_TO BE DONE_
Using the records that follow, copy every line containing the word "price".

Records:
** Start **
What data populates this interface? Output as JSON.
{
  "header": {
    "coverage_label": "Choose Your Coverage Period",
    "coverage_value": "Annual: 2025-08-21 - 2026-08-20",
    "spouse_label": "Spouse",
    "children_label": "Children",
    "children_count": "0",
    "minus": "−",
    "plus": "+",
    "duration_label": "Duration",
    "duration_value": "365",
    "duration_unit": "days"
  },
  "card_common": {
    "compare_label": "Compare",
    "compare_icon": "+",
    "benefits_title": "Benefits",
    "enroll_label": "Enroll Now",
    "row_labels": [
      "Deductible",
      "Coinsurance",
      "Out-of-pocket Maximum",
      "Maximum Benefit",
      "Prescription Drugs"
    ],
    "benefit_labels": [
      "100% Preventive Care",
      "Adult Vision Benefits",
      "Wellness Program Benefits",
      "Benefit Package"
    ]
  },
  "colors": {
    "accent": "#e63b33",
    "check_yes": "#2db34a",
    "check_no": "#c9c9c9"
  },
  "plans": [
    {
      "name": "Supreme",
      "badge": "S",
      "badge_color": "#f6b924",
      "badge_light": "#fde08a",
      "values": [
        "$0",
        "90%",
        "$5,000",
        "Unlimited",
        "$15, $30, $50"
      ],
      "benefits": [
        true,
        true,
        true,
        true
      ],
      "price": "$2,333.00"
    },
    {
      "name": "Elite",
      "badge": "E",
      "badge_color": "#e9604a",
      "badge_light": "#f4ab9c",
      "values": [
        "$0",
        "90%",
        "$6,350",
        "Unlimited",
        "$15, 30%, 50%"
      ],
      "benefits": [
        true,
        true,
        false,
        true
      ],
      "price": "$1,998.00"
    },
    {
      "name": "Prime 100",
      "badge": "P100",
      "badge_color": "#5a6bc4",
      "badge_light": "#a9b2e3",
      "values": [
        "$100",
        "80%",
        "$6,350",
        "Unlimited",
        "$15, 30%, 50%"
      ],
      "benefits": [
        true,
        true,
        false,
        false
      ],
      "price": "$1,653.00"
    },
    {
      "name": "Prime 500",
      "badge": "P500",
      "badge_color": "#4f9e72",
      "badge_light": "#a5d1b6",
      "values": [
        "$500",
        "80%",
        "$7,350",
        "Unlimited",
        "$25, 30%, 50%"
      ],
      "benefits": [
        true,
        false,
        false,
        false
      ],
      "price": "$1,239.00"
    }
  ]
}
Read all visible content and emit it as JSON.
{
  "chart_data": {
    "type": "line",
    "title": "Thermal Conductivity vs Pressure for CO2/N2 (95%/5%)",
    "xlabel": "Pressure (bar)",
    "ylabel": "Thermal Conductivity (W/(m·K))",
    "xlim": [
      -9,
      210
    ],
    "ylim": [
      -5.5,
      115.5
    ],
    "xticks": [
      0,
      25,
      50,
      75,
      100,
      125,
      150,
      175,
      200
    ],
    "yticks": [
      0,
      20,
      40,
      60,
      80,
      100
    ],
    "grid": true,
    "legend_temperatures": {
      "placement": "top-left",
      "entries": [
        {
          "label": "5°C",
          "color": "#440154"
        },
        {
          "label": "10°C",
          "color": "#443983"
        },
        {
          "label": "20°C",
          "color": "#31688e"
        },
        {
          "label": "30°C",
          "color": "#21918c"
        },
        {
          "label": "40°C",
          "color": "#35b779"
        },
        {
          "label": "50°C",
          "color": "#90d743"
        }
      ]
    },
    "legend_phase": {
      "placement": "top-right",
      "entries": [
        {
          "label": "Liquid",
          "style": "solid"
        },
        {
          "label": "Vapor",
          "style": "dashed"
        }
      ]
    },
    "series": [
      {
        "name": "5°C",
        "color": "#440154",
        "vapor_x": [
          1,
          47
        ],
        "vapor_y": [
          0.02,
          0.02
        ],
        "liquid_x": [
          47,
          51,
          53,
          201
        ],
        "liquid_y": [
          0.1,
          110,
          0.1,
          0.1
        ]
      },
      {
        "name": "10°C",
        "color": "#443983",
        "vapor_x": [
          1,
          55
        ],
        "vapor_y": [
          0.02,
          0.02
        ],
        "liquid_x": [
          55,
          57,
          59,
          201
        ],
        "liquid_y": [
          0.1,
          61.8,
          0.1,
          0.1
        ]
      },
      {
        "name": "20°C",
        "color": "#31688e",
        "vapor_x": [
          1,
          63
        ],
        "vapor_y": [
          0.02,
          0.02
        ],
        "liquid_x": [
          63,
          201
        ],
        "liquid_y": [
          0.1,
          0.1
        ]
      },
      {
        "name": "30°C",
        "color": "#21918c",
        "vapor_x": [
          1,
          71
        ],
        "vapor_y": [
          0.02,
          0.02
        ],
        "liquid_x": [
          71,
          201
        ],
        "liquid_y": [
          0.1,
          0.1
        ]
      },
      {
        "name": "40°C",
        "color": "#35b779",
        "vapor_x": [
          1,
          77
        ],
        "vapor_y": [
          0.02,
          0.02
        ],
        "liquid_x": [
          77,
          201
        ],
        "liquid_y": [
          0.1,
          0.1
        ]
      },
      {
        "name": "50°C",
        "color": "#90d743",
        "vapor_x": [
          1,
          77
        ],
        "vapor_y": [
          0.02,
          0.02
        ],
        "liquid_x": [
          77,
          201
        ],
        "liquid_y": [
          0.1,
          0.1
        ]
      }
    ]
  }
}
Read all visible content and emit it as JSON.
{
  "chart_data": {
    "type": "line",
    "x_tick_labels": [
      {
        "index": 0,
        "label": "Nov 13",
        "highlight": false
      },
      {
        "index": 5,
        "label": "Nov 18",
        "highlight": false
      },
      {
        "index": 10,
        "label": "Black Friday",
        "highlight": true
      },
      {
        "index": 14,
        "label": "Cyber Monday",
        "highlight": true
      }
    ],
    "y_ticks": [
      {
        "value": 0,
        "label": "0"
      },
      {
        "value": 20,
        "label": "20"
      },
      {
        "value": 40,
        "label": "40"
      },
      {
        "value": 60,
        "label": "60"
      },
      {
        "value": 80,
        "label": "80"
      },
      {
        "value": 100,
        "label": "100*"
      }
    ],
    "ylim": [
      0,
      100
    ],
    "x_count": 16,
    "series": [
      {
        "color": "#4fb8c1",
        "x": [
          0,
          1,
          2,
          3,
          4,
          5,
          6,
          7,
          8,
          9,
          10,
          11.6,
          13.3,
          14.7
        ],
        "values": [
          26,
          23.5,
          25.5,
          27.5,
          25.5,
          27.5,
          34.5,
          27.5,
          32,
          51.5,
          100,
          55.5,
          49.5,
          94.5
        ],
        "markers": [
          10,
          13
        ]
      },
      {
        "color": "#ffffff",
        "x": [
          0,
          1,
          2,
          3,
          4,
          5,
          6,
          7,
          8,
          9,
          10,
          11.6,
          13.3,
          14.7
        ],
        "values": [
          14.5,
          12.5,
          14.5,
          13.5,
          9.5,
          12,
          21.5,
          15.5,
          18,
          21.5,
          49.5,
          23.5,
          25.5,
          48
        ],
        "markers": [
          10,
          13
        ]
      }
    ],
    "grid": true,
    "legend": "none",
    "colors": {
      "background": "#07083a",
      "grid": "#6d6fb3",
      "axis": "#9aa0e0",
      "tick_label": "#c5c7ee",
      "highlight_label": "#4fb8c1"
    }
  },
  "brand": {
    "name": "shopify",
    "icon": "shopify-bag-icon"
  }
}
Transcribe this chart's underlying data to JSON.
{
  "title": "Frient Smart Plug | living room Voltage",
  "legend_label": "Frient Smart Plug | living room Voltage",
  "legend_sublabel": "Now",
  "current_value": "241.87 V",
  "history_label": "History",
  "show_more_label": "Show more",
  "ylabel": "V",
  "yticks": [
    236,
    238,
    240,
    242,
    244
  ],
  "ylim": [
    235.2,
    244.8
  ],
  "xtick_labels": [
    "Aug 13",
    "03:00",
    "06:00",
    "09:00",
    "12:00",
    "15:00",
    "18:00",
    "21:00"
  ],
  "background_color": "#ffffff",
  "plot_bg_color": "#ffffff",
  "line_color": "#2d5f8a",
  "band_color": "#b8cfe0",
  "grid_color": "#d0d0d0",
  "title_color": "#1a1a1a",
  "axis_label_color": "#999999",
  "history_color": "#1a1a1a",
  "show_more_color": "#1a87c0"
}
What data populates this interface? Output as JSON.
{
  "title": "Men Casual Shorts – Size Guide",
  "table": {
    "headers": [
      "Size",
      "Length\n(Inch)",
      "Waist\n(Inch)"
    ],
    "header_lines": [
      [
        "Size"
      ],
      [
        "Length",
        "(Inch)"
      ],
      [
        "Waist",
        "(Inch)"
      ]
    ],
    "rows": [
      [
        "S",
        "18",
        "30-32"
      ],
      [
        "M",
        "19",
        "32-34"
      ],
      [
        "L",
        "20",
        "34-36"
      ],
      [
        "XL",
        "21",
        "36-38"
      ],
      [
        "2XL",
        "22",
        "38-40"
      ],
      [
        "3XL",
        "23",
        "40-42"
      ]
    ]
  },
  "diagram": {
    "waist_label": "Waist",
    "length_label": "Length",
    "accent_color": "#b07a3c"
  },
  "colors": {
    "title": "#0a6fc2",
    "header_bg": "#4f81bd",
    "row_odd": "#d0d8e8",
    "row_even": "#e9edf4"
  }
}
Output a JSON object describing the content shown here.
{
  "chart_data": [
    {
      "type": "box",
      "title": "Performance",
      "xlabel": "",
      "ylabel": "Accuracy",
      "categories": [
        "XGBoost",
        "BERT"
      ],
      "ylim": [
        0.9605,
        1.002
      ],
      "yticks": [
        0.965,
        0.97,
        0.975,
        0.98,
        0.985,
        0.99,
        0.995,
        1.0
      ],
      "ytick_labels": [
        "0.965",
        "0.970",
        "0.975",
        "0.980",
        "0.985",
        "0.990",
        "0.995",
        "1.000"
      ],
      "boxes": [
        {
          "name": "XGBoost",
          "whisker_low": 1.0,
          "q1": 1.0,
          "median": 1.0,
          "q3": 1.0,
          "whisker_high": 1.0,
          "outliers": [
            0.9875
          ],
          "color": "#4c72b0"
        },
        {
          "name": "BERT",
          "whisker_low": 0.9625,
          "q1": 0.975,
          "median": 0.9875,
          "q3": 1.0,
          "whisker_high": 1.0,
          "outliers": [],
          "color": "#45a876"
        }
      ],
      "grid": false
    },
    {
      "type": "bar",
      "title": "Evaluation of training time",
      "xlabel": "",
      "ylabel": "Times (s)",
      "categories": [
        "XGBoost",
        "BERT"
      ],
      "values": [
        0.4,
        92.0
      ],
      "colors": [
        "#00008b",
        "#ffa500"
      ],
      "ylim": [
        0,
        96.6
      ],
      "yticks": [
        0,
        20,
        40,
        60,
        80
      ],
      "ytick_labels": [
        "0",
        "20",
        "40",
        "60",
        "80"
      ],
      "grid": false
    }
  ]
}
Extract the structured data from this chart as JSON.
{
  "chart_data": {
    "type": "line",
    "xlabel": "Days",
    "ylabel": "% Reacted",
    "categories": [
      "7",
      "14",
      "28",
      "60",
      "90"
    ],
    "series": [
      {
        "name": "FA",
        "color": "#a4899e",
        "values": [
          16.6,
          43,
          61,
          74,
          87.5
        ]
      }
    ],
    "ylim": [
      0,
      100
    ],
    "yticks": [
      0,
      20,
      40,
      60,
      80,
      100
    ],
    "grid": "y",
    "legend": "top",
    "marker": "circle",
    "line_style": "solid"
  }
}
** End **
_SOLUTION FOR THIS PROBLEM_
      "price": "$2,333.00"
      "price": "$1,998.00"
      "price": "$1,653.00"
      "price": "$1,239.00"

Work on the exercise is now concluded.